*What the exercise asks*
Give the lines as a numbered list, starting at the line containing "- y-tick-label: 600: [522, 128, 540, 137]" and ending at the line containing "- y-tick-label: 601: [522, 100, 540, 108]", with both of those lines included and any blank lines left out.

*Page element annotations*

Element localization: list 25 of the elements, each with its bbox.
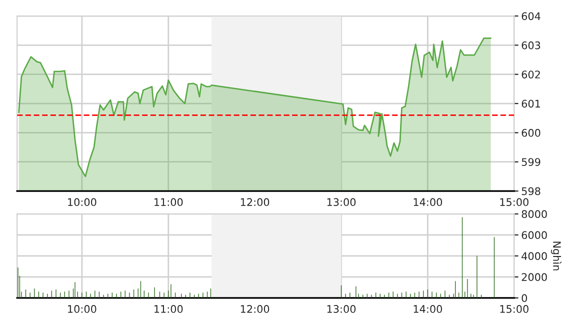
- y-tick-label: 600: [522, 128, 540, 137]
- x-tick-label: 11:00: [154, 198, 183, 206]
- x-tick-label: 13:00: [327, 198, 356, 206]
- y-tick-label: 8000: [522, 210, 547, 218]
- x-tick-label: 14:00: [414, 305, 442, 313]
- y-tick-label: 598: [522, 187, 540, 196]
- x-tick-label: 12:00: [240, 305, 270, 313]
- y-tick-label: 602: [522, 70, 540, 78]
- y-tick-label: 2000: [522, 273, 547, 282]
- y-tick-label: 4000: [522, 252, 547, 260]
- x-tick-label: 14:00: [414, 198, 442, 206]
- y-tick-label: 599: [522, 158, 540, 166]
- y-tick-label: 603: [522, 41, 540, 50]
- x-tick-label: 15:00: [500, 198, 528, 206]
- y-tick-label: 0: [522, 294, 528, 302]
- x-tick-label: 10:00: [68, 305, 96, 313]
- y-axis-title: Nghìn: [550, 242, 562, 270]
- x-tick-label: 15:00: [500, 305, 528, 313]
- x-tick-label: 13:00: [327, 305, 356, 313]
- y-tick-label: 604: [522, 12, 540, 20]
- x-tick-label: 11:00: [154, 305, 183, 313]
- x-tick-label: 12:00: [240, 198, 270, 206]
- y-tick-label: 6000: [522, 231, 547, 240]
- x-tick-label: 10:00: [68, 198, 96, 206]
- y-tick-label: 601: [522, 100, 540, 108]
* * *
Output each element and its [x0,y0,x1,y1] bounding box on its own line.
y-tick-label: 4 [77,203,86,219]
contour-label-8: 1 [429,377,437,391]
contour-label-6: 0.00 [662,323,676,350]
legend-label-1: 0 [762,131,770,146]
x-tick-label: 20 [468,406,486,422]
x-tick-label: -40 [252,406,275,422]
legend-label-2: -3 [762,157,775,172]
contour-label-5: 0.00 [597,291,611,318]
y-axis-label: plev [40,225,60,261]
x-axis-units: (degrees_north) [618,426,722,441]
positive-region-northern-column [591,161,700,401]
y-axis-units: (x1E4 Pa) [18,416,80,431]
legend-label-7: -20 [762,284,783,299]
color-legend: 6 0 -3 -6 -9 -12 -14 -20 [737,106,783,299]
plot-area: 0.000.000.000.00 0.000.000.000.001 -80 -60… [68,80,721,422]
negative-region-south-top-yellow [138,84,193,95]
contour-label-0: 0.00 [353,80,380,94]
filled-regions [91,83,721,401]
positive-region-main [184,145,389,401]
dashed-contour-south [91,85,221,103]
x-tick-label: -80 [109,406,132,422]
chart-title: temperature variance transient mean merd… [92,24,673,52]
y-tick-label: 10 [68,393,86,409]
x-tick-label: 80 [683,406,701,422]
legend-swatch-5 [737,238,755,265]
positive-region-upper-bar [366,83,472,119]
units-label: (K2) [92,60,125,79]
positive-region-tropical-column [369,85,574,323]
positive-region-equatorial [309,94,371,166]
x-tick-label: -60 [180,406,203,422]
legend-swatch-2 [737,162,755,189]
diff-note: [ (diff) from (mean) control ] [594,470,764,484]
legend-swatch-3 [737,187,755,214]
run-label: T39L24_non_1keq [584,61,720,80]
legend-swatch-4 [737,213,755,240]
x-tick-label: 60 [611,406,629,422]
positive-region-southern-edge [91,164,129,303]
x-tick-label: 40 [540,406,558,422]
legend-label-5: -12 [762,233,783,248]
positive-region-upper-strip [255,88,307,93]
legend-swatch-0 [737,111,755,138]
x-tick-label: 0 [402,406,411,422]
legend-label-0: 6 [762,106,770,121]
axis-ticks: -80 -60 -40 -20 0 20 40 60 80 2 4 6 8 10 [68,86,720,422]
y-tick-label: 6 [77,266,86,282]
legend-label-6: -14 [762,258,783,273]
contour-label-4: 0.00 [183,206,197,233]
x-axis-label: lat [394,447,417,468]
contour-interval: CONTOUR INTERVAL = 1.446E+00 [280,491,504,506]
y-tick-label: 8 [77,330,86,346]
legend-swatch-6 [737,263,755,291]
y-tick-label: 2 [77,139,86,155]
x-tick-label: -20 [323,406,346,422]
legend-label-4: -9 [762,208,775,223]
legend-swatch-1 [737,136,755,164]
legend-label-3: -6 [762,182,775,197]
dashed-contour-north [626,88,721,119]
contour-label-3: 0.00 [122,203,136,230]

*Solution to this task*
1. - y-tick-label: 600: [522, 128, 540, 137]
2. - x-tick-label: 11:00: [154, 198, 183, 206]
3. - x-tick-label: 13:00: [327, 198, 356, 206]
4. - y-tick-label: 8000: [522, 210, 547, 218]
5. - x-tick-label: 14:00: [414, 305, 442, 313]
6. - y-tick-label: 598: [522, 187, 540, 196]
7. - x-tick-label: 12:00: [240, 305, 270, 313]
8. - y-tick-label: 602: [522, 70, 540, 78]
9. - y-tick-label: 2000: [522, 273, 547, 282]
10. - y-tick-label: 4000: [522, 252, 547, 260]
11. - x-tick-label: 14:00: [414, 198, 442, 206]
12. - y-tick-label: 599: [522, 158, 540, 166]
13. - y-tick-label: 603: [522, 41, 540, 50]
14. - x-tick-label: 15:00: [500, 198, 528, 206]
15. - y-tick-label: 0: [522, 294, 528, 302]
16. - x-tick-label: 10:00: [68, 305, 96, 313]
17. - y-axis-title: Nghìn: [550, 242, 562, 270]
18. - x-tick-label: 15:00: [500, 305, 528, 313]
19. - x-tick-label: 13:00: [327, 305, 356, 313]
20. - y-tick-label: 604: [522, 12, 540, 20]
21. - x-tick-label: 11:00: [154, 305, 183, 313]
22. - x-tick-label: 12:00: [240, 198, 270, 206]
23. - y-tick-label: 6000: [522, 231, 547, 240]
24. - x-tick-label: 10:00: [68, 198, 96, 206]
25. - y-tick-label: 601: [522, 100, 540, 108]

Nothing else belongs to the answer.